START SUPPLIED DATA
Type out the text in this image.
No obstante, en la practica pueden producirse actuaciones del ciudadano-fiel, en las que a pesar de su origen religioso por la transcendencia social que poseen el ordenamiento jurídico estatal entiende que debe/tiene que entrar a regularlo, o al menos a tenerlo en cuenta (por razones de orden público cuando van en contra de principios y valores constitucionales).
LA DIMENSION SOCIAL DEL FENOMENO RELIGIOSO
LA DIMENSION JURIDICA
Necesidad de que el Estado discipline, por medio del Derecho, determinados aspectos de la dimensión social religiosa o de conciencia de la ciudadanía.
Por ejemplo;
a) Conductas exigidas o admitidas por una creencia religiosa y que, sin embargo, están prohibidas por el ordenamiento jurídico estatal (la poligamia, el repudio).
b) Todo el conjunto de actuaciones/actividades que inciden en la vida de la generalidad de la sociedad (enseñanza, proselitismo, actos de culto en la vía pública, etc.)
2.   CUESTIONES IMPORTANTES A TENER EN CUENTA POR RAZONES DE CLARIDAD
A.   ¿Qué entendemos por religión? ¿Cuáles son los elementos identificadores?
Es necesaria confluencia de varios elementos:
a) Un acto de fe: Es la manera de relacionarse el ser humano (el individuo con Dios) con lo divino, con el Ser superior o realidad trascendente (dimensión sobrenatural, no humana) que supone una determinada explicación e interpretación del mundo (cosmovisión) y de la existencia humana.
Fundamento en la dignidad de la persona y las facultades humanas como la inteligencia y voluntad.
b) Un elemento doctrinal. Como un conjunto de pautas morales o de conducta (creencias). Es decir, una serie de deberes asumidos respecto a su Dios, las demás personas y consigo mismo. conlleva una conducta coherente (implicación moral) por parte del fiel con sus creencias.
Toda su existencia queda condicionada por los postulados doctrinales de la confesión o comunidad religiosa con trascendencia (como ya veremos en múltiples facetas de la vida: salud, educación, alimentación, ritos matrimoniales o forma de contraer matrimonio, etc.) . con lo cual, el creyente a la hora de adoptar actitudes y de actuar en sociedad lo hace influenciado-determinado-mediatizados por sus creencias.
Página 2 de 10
END SUPPLIED DATA
- **INSTRUCTION**: Repeat all of the entries exactly.

- **PROBLEM SOLUTION**:
Type out the text in this image.
No obstante, en la practica pueden producirse actuaciones del ciudadano-fiel, en las que a pesar de su origen religioso por la transcendencia social que poseen el ordenamiento jurídico estatal entiende que debe/tiene que entrar a regularlo, o al menos a tenerlo en cuenta (por razones de orden público cuando van en contra de principios y valores constitucionales).
LA DIMENSION SOCIAL DEL FENOMENO RELIGIOSO
LA DIMENSION JURIDICA
Necesidad de que el Estado discipline, por medio del Derecho, determinados aspectos de la dimensión social religiosa o de conciencia de la ciudadanía.
Por ejemplo;
a) Conductas exigidas o admitidas por una creencia religiosa y que, sin embargo, están prohibidas por el ordenamiento jurídico estatal (la poligamia, el repudio).
b) Todo el conjunto de actuaciones/actividades que inciden en la vida de la generalidad de la sociedad (enseñanza, proselitismo, actos de culto en la vía pública, etc.)
2.   CUESTIONES IMPORTANTES A TENER EN CUENTA POR RAZONES DE CLARIDAD
A.   ¿Qué entendemos por religión? ¿Cuáles son los elementos identificadores?
Es necesaria confluencia de varios elementos:
a) Un acto de fe: Es la manera de relacionarse el ser humano (el individuo con Dios) con lo divino, con el Ser superior o realidad trascendente (dimensión sobrenatural, no humana) que supone una determinada explicación e interpretación del mundo (cosmovisión) y de la existencia humana.
Fundamento en la dignidad de la persona y las facultades humanas como la inteligencia y voluntad.
b) Un elemento doctrinal. Como un conjunto de pautas morales o de conducta (creencias). Es decir, una serie de deberes asumidos respecto a su Dios, las demás personas y consigo mismo. conlleva una conducta coherente (implicación moral) por parte del fiel con sus creencias.
Toda su existencia queda condicionada por los postulados doctrinales de la confesión o comunidad religiosa con trascendencia (como ya veremos en múltiples facetas de la vida: salud, educación, alimentación, ritos matrimoniales o forma de contraer matrimonio, etc.) . con lo cual, el creyente a la hora de adoptar actitudes y de actuar en sociedad lo hace influenciado-determinado-mediatizados por sus creencias.
Página 2 de 10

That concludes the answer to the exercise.